# TASK REQUIREMENTS
Look for "subtitle" in the listing below. Gather each line that contains it.

Start SOURCE RECORDS

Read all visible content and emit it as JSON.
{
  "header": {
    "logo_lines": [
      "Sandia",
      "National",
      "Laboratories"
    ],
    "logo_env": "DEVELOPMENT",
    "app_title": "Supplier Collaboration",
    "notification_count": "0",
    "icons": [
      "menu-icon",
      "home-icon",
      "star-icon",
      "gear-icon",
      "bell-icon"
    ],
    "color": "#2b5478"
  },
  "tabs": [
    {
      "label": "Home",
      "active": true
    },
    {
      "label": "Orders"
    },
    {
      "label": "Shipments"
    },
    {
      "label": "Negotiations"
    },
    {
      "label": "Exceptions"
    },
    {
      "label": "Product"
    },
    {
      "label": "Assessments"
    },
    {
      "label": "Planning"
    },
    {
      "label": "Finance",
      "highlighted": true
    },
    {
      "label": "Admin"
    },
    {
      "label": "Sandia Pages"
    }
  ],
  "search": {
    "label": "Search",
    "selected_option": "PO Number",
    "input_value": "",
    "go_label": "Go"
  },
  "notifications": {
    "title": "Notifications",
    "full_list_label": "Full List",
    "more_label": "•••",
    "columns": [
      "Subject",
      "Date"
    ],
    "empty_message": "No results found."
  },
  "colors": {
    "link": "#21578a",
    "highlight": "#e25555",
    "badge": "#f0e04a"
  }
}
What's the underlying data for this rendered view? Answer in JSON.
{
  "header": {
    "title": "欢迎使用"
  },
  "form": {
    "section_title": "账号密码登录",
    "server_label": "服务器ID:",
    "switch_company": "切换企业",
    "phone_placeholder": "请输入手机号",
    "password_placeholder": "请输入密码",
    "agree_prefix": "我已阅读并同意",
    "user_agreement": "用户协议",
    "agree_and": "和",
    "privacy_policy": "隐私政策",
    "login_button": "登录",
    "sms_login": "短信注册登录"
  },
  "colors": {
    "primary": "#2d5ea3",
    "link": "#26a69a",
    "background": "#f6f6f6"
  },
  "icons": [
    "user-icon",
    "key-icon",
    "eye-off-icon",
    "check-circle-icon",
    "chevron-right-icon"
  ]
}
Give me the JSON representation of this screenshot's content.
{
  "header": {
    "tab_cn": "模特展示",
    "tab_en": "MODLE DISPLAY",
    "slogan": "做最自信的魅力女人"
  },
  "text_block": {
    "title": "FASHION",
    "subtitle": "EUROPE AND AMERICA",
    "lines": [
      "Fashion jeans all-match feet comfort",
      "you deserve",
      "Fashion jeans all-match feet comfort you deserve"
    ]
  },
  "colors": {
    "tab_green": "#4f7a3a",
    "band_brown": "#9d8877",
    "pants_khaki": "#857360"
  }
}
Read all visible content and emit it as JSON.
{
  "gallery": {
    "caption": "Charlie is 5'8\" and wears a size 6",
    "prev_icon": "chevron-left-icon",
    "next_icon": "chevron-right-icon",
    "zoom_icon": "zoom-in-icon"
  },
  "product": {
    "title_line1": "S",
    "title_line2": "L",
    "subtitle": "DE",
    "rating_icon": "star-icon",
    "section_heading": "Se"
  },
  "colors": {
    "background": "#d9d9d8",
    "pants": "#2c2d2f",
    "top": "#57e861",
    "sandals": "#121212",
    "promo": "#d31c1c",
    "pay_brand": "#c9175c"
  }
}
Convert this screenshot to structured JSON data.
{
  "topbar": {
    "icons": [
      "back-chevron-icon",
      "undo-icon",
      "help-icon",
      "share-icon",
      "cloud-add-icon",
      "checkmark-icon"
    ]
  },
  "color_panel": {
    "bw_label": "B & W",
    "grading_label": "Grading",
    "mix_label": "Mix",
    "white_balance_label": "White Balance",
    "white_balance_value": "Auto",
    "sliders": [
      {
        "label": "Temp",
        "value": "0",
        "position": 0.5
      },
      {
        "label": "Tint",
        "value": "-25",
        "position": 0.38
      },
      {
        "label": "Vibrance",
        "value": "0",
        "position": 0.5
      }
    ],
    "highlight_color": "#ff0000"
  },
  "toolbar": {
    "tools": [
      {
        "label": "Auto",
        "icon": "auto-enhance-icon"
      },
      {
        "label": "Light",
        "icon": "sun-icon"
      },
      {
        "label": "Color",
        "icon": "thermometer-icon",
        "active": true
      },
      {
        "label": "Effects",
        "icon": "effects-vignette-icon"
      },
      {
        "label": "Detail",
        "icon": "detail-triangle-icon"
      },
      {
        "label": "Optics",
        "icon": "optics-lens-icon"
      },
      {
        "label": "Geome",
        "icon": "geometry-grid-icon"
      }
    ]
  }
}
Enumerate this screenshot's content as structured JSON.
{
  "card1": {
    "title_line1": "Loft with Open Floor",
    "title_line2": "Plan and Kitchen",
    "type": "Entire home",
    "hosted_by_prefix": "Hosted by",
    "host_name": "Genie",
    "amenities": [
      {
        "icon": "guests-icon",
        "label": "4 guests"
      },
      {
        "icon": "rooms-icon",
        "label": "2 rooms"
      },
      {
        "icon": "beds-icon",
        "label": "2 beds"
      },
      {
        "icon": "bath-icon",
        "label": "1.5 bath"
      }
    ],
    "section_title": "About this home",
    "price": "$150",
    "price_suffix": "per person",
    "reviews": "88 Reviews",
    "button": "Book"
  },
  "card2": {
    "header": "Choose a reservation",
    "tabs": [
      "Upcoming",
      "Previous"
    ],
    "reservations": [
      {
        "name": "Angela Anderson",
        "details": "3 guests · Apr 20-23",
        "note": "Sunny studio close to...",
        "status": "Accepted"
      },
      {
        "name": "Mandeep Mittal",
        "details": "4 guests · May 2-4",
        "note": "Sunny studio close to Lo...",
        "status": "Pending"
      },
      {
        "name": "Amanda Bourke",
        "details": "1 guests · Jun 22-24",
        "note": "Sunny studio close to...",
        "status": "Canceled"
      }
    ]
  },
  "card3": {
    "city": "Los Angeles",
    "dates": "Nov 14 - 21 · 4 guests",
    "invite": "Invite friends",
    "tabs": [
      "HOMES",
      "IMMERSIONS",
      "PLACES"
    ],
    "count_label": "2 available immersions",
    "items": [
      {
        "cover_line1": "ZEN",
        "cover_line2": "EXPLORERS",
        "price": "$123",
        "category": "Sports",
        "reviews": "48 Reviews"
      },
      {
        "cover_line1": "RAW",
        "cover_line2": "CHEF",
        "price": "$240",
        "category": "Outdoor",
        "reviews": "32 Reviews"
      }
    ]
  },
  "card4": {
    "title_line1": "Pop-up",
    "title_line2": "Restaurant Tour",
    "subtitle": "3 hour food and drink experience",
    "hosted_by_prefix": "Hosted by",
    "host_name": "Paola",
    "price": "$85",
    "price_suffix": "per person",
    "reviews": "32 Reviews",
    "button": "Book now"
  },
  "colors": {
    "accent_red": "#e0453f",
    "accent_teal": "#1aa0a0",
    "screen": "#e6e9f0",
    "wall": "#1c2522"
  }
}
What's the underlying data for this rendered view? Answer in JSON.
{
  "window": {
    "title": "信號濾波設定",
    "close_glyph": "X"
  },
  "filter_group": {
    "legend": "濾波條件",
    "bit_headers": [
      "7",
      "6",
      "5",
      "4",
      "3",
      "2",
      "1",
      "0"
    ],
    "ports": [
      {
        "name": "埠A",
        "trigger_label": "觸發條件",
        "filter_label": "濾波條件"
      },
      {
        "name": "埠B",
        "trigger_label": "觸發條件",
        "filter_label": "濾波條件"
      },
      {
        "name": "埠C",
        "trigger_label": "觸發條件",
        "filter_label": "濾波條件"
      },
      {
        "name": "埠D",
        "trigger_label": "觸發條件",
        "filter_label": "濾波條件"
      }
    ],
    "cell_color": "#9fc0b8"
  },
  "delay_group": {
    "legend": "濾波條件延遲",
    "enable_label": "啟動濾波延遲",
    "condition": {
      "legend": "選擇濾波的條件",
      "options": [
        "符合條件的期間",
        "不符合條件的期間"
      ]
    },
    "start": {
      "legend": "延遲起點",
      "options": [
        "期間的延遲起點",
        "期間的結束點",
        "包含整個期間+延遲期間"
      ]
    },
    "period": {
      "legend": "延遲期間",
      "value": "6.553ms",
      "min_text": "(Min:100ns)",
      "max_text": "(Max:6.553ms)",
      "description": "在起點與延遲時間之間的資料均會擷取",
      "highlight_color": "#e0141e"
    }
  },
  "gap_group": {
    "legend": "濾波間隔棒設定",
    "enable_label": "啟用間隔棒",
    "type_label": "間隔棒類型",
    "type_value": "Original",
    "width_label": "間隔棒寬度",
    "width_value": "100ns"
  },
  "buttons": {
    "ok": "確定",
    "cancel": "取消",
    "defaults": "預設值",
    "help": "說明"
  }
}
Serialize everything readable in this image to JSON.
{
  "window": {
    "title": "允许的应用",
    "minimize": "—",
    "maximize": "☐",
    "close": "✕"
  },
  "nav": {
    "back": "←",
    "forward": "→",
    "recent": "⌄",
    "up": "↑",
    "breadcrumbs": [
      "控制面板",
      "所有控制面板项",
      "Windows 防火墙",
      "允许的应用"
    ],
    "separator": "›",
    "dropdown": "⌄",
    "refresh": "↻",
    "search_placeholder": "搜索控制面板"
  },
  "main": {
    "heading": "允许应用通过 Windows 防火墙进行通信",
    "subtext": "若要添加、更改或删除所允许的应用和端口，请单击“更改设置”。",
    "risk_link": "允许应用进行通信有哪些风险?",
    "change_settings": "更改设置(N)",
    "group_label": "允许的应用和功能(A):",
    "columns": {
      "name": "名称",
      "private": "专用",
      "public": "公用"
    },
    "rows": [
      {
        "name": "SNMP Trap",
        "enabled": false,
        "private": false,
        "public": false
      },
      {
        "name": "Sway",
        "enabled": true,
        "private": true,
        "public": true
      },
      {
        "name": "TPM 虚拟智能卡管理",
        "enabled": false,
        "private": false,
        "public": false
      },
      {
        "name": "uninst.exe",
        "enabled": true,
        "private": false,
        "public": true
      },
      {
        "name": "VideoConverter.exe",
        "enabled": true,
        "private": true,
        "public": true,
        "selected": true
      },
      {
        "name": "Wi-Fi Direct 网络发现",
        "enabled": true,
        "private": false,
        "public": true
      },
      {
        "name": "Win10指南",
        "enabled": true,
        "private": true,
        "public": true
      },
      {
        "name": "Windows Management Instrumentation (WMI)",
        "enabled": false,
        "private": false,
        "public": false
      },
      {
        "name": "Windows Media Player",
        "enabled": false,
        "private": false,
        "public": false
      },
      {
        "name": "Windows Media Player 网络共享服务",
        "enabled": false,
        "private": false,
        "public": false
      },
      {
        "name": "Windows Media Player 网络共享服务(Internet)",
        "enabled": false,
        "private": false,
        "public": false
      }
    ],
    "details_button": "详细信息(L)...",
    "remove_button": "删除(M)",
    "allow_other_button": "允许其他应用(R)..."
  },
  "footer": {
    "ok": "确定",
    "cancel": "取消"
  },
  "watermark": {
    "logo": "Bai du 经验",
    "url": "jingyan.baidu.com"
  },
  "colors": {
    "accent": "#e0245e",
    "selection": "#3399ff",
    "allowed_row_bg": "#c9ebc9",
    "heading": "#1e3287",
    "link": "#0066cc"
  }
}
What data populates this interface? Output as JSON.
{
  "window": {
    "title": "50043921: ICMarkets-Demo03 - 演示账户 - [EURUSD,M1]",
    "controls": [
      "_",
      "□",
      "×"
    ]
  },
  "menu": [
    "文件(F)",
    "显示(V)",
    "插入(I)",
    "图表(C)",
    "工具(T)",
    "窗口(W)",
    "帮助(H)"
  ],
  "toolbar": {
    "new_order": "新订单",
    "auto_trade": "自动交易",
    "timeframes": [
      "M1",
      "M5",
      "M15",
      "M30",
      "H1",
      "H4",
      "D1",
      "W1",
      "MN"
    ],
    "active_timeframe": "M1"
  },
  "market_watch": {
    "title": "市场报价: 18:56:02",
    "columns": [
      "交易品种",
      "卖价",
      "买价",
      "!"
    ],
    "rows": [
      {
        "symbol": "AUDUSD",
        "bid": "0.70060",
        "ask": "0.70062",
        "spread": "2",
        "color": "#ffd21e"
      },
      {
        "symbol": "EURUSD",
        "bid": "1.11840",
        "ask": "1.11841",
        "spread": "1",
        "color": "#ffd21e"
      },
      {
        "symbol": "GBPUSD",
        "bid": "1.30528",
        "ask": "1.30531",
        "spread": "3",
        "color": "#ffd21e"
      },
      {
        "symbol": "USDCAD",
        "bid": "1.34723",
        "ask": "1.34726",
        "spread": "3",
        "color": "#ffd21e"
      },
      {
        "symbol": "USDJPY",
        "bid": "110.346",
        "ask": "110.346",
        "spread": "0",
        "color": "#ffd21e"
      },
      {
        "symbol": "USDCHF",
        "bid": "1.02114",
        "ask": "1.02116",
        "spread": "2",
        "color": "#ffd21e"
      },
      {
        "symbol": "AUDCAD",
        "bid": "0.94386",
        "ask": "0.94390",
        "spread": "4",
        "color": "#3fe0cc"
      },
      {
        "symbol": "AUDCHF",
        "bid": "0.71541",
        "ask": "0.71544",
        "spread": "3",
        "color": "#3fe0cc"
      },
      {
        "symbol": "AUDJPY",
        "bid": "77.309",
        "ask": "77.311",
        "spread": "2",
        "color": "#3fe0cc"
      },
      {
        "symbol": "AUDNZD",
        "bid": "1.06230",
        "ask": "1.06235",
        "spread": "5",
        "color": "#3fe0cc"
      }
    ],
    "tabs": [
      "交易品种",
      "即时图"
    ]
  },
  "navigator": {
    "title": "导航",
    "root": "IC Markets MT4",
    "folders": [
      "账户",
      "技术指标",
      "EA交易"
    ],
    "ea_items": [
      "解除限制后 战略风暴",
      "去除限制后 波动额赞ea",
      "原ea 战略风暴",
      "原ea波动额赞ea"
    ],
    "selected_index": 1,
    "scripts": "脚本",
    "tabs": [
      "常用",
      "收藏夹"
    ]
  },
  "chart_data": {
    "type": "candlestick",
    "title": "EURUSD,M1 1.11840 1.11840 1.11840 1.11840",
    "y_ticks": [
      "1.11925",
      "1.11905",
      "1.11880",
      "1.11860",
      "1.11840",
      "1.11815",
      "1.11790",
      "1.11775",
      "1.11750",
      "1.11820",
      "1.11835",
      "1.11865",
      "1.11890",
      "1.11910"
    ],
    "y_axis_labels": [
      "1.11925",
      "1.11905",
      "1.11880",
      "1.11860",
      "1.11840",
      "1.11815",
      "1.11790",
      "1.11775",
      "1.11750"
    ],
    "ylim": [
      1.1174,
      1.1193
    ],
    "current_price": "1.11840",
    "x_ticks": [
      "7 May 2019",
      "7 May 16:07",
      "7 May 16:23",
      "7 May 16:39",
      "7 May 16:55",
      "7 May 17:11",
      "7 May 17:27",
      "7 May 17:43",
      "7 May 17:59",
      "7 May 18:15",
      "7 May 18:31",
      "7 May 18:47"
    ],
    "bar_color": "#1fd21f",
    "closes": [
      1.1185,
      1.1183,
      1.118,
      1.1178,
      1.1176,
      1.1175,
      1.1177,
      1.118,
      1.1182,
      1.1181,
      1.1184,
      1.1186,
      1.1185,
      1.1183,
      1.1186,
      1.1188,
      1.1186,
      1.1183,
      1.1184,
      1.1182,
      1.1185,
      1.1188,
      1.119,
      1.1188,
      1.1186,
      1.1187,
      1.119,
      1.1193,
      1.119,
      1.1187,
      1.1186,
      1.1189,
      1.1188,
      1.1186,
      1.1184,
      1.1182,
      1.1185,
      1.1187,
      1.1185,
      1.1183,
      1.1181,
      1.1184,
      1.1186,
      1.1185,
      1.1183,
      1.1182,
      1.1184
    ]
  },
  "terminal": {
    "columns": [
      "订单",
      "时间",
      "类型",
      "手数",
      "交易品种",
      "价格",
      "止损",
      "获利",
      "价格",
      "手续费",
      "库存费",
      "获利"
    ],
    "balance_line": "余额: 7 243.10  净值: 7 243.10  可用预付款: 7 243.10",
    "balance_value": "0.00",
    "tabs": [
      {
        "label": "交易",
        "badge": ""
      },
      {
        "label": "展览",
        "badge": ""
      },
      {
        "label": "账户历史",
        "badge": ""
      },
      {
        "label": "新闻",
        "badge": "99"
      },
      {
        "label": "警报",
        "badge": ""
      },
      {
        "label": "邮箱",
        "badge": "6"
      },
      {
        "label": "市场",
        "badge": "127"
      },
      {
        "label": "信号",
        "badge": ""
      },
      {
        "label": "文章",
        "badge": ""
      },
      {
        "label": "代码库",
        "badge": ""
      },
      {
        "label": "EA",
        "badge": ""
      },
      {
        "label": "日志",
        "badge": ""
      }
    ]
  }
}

End SOURCE RECORDS

# ANSWER IN FULL
    "subtitle": "EUROPE AND AMERICA",
    "subtitle": "DE",
    "subtitle": "3 hour food and drink experience",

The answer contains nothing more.